Print the listing that follows, character for character.

** start of EXERCISE MATERIAL **

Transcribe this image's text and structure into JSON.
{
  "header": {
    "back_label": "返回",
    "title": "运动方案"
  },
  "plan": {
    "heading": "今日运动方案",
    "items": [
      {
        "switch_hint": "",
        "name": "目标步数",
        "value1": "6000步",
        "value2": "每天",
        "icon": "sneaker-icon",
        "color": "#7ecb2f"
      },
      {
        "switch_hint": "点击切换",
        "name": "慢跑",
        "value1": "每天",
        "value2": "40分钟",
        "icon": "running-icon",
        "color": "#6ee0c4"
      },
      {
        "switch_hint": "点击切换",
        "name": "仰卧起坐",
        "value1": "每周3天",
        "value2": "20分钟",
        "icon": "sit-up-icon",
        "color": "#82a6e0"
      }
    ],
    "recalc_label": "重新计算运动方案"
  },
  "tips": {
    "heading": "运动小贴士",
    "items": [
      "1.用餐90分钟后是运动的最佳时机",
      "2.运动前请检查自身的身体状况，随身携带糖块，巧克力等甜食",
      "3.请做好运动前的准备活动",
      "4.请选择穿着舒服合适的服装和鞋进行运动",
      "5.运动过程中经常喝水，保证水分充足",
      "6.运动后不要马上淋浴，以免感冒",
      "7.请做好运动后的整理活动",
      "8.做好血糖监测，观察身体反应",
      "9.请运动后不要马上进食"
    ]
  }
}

** end of EXERCISE MATERIAL **

# ANSWER
Transcribe this image's text and structure into JSON.
{
  "header": {
    "back_label": "返回",
    "title": "运动方案"
  },
  "plan": {
    "heading": "今日运动方案",
    "items": [
      {
        "switch_hint": "",
        "name": "目标步数",
        "value1": "6000步",
        "value2": "每天",
        "icon": "sneaker-icon",
        "color": "#7ecb2f"
      },
      {
        "switch_hint": "点击切换",
        "name": "慢跑",
        "value1": "每天",
        "value2": "40分钟",
        "icon": "running-icon",
        "color": "#6ee0c4"
      },
      {
        "switch_hint": "点击切换",
        "name": "仰卧起坐",
        "value1": "每周3天",
        "value2": "20分钟",
        "icon": "sit-up-icon",
        "color": "#82a6e0"
      }
    ],
    "recalc_label": "重新计算运动方案"
  },
  "tips": {
    "heading": "运动小贴士",
    "items": [
      "1.用餐90分钟后是运动的最佳时机",
      "2.运动前请检查自身的身体状况，随身携带糖块，巧克力等甜食",
      "3.请做好运动前的准备活动",
      "4.请选择穿着舒服合适的服装和鞋进行运动",
      "5.运动过程中经常喝水，保证水分充足",
      "6.运动后不要马上淋浴，以免感冒",
      "7.请做好运动后的整理活动",
      "8.做好血糖监测，观察身体反应",
      "9.请运动后不要马上进食"
    ]
  }
}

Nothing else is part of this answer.